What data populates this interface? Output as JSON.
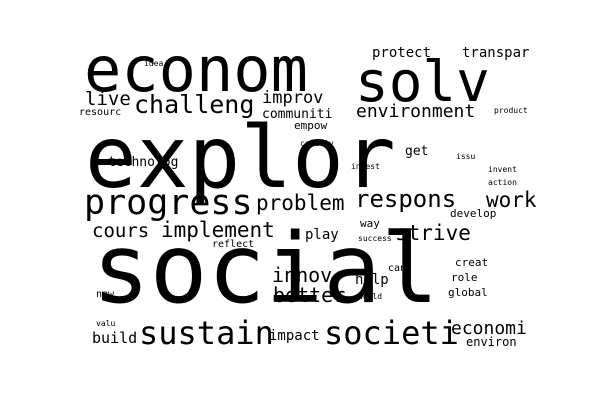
{
  "word_cloud": {
    "colors": {
      "background": "#ffffff",
      "text": "#000000"
    },
    "words": {
      "explor": "explor",
      "social": "social",
      "econom": "econom",
      "solv": "solv",
      "progress": "progress",
      "sustain": "sustain",
      "societi": "societi",
      "challeng": "challeng",
      "respons": "respons",
      "environment": "environment",
      "problem": "problem",
      "work": "work",
      "implement": "implement",
      "strive": "strive",
      "innov": "innov",
      "better": "better",
      "live": "live",
      "improv": "improv",
      "cours": "cours",
      "economi": "economi",
      "protect": "protect",
      "transpar": "transpar",
      "communiti": "communiti",
      "impact": "impact",
      "build": "build",
      "technolog": "technolog",
      "empow": "empow",
      "get": "get",
      "play": "play",
      "help": "help",
      "environ": "environ",
      "global": "global",
      "role": "role",
      "creat": "creat",
      "develop": "develop",
      "way": "way",
      "reflect": "reflect",
      "new": "new",
      "can": "can",
      "idea": "idea",
      "resourc": "resourc",
      "product": "product",
      "creativ": "creativ",
      "invest": "invest",
      "issu": "issu",
      "invent": "invent",
      "action": "action",
      "success": "success",
      "world": "world",
      "valu": "valu"
    }
  }
}
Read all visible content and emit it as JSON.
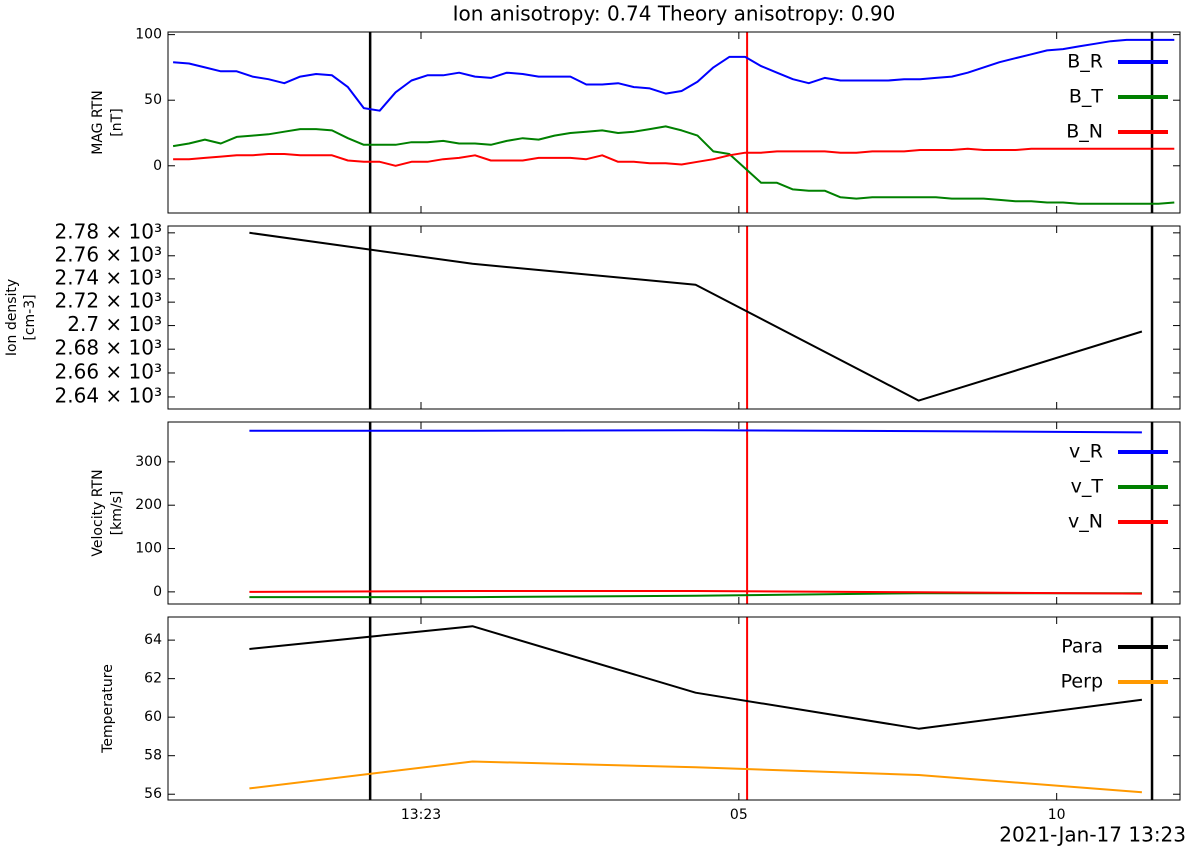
{
  "chart_data": [
    {
      "type": "line",
      "title": "Ion anisotropy: 0.74 Theory anisotropy: 0.90",
      "ylabel": [
        "MAG RTN",
        "[nT]"
      ],
      "x": [
        -3.9,
        -3.65,
        -3.4,
        -3.15,
        -2.9,
        -2.65,
        -2.4,
        -2.15,
        -1.9,
        -1.65,
        -1.4,
        -1.15,
        -0.9,
        -0.65,
        -0.4,
        -0.15,
        0.1,
        0.35,
        0.6,
        0.85,
        1.1,
        1.35,
        1.6,
        1.85,
        2.1,
        2.35,
        2.6,
        2.85,
        3.1,
        3.35,
        3.6,
        3.85,
        4.1,
        4.35,
        4.6,
        4.85,
        5.1,
        5.35,
        5.6,
        5.85,
        6.1,
        6.35,
        6.6,
        6.85,
        7.1,
        7.35,
        7.6,
        7.85,
        8.1,
        8.35,
        8.6,
        8.85,
        9.1,
        9.35,
        9.6,
        9.85,
        10.1,
        10.35,
        10.6,
        10.85,
        11.1,
        11.35,
        11.6,
        11.85
      ],
      "series": [
        {
          "name": "B_R",
          "color": "#0000ff",
          "values": [
            79,
            78,
            75,
            72,
            72,
            68,
            66,
            63,
            68,
            70,
            69,
            60,
            44,
            42,
            56,
            65,
            69,
            69,
            71,
            68,
            67,
            71,
            70,
            68,
            68,
            68,
            62,
            62,
            63,
            60,
            59,
            55,
            57,
            64,
            75,
            83,
            83,
            76,
            71,
            66,
            63,
            67,
            65,
            65,
            65,
            65,
            66,
            66,
            67,
            68,
            71,
            75,
            79,
            82,
            85,
            88,
            89,
            91,
            93,
            95,
            96,
            96,
            96,
            96
          ]
        },
        {
          "name": "B_T",
          "color": "#008000",
          "values": [
            15,
            17,
            20,
            17,
            22,
            23,
            24,
            26,
            28,
            28,
            27,
            21,
            16,
            16,
            16,
            18,
            18,
            19,
            17,
            17,
            16,
            19,
            21,
            20,
            23,
            25,
            26,
            27,
            25,
            26,
            28,
            30,
            27,
            23,
            11,
            9,
            -2,
            -13,
            -13,
            -18,
            -19,
            -19,
            -24,
            -25,
            -24,
            -24,
            -24,
            -24,
            -24,
            -25,
            -25,
            -25,
            -26,
            -27,
            -27,
            -28,
            -28,
            -29,
            -29,
            -29,
            -29,
            -29,
            -29,
            -28
          ]
        },
        {
          "name": "B_N",
          "color": "#ff0000",
          "values": [
            5,
            5,
            6,
            7,
            8,
            8,
            9,
            9,
            8,
            8,
            8,
            4,
            3,
            3,
            0,
            3,
            3,
            5,
            6,
            8,
            4,
            4,
            4,
            6,
            6,
            6,
            5,
            8,
            3,
            3,
            2,
            2,
            1,
            3,
            5,
            8,
            10,
            10,
            11,
            11,
            11,
            11,
            10,
            10,
            11,
            11,
            11,
            12,
            12,
            12,
            13,
            12,
            12,
            12,
            13,
            13,
            13,
            13,
            13,
            13,
            13,
            13,
            13,
            13
          ]
        }
      ],
      "xlim": [
        -3.98,
        11.94
      ],
      "xticks": [
        {
          "value": 0,
          "label": "13:23"
        },
        {
          "value": 5,
          "label": "05"
        },
        {
          "value": 10,
          "label": "10"
        }
      ],
      "ylim": [
        -36,
        102
      ],
      "yticks": [
        0,
        50,
        100
      ],
      "legend": "upper right",
      "vlines": [
        {
          "x": -0.8,
          "color": "#000000"
        },
        {
          "x": 5.13,
          "color": "#ff0000"
        },
        {
          "x": 11.5,
          "color": "#000000"
        }
      ]
    },
    {
      "type": "line",
      "ylabel": [
        "Ion density",
        "[cm-3]"
      ],
      "x": [
        -2.7,
        0.81,
        4.32,
        7.83,
        11.34
      ],
      "values": [
        2780,
        2753,
        2735,
        2637,
        2695
      ],
      "color": "#000000",
      "log_y": true,
      "xlim": [
        -3.98,
        11.94
      ],
      "xticks": [
        {
          "value": 0,
          "label": "13:23"
        },
        {
          "value": 5,
          "label": "05"
        },
        {
          "value": 10,
          "label": "10"
        }
      ],
      "ylim": [
        2630,
        2786
      ],
      "yticks": [
        {
          "value": 2640,
          "label": "2.64 × 10³"
        },
        {
          "value": 2660,
          "label": "2.66 × 10³"
        },
        {
          "value": 2680,
          "label": "2.68 × 10³"
        },
        {
          "value": 2700,
          "label": "2.7 × 10³"
        },
        {
          "value": 2720,
          "label": "2.72 × 10³"
        },
        {
          "value": 2740,
          "label": "2.74 × 10³"
        },
        {
          "value": 2760,
          "label": "2.76 × 10³"
        },
        {
          "value": 2780,
          "label": "2.78 × 10³"
        }
      ],
      "vlines": [
        {
          "x": -0.8,
          "color": "#000000"
        },
        {
          "x": 5.13,
          "color": "#ff0000"
        },
        {
          "x": 11.5,
          "color": "#000000"
        }
      ]
    },
    {
      "type": "line",
      "ylabel": [
        "Velocity RTN",
        "[km/s]"
      ],
      "x": [
        -2.7,
        0.81,
        4.32,
        7.83,
        11.34
      ],
      "series": [
        {
          "name": "v_R",
          "color": "#0000ff",
          "values": [
            372,
            372,
            373,
            371,
            368
          ]
        },
        {
          "name": "v_T",
          "color": "#008000",
          "values": [
            -12,
            -12,
            -9,
            -3,
            -3
          ]
        },
        {
          "name": "v_N",
          "color": "#ff0000",
          "values": [
            0,
            2,
            2,
            -1,
            -4
          ]
        }
      ],
      "xlim": [
        -3.98,
        11.94
      ],
      "xticks": [
        {
          "value": 0,
          "label": "13:23"
        },
        {
          "value": 5,
          "label": "05"
        },
        {
          "value": 10,
          "label": "10"
        }
      ],
      "ylim": [
        -28,
        392
      ],
      "yticks": [
        0,
        100,
        200,
        300
      ],
      "legend": "upper right",
      "vlines": [
        {
          "x": -0.8,
          "color": "#000000"
        },
        {
          "x": 5.13,
          "color": "#ff0000"
        },
        {
          "x": 11.5,
          "color": "#000000"
        }
      ]
    },
    {
      "type": "line",
      "ylabel": [
        "Temperature"
      ],
      "xlabel": "2021-Jan-17 13:23",
      "x": [
        -2.7,
        0.81,
        4.32,
        7.83,
        11.34
      ],
      "series": [
        {
          "name": "Para",
          "color": "#000000",
          "values": [
            63.54,
            64.72,
            61.27,
            59.4,
            60.9
          ]
        },
        {
          "name": "Perp",
          "color": "#ff9900",
          "values": [
            56.3,
            57.7,
            57.4,
            57.0,
            56.1
          ]
        }
      ],
      "xlim": [
        -3.98,
        11.94
      ],
      "xticks": [
        {
          "value": 0,
          "label": "13:23"
        },
        {
          "value": 5,
          "label": "05"
        },
        {
          "value": 10,
          "label": "10"
        }
      ],
      "ylim": [
        55.7,
        65.2
      ],
      "yticks": [
        56,
        58,
        60,
        62,
        64
      ],
      "legend": "upper right",
      "vlines": [
        {
          "x": -0.8,
          "color": "#000000"
        },
        {
          "x": 5.13,
          "color": "#ff0000"
        },
        {
          "x": 11.5,
          "color": "#000000"
        }
      ]
    }
  ]
}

## WHAT THE TASK ASKS
Figure out how many lines of the data above include "JSON", then give the number and nothing more.

## TASK SOLUTION
2